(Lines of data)

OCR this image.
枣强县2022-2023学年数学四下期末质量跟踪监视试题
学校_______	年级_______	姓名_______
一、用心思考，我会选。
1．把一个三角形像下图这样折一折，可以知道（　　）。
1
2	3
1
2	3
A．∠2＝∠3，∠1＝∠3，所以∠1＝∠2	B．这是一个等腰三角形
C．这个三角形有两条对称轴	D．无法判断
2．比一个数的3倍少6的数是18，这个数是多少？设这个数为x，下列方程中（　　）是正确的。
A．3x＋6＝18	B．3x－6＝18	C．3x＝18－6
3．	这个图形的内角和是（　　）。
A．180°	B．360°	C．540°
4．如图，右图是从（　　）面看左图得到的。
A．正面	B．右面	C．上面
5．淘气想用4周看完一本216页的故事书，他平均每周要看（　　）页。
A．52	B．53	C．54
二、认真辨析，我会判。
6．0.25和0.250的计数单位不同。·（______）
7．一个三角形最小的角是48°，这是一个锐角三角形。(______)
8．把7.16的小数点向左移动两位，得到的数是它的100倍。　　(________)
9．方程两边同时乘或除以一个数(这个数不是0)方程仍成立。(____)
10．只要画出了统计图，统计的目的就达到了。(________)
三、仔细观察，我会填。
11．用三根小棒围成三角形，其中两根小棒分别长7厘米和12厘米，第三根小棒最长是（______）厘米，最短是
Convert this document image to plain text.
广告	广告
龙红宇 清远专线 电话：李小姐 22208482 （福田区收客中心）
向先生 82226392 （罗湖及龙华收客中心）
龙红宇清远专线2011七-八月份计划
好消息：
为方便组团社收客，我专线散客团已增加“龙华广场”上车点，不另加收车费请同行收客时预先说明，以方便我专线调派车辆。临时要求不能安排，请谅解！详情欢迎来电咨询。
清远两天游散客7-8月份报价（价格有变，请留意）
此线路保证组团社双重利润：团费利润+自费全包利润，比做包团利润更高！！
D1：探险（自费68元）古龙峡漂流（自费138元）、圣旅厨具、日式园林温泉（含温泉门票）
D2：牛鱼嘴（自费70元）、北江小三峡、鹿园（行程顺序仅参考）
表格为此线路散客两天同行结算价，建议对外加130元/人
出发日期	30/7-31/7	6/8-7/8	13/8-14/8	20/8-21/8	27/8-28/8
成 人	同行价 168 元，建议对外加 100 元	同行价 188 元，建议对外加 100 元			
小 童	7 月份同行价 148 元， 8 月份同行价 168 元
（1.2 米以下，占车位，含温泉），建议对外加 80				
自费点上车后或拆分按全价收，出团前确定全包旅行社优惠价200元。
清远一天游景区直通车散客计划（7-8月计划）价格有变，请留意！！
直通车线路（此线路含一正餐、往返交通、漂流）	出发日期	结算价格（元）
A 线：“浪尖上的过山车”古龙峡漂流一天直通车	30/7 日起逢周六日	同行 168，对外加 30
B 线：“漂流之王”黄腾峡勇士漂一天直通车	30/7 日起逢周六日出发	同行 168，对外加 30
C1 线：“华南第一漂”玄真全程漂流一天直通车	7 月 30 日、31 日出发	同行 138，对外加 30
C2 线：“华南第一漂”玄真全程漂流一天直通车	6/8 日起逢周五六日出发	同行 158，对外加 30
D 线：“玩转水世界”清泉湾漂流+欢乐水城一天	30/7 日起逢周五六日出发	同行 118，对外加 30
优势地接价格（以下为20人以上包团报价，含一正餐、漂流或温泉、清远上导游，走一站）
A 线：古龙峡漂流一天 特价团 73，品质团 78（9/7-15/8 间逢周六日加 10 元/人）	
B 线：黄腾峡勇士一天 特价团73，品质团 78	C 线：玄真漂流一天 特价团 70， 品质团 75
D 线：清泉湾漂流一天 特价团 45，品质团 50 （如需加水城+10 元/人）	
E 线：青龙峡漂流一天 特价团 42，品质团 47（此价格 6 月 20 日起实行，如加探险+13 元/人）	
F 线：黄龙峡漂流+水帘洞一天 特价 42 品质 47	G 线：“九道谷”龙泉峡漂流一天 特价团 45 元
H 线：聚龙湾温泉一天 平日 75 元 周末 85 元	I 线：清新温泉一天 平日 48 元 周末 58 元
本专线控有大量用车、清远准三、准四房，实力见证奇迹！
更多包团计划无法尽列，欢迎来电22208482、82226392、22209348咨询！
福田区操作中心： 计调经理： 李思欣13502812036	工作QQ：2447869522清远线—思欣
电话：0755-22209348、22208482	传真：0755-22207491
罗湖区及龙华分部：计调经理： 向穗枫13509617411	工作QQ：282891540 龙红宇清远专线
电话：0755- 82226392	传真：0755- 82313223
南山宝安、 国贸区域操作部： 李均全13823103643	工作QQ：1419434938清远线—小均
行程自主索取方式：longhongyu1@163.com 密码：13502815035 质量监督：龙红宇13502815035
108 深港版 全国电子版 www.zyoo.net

*Problem description*: Show every line in the records above that contains the word "日起逢周五六日出发".

*Solved problem*:
C2 线：“华南第一漂”玄真全程漂流一天直通车	6/8 日起逢周五六日出发	同行 158，对外加 30
D 线：“玩转水世界”清泉湾漂流+欢乐水城一天	30/7 日起逢周五六日出发	同行 118，对外加 30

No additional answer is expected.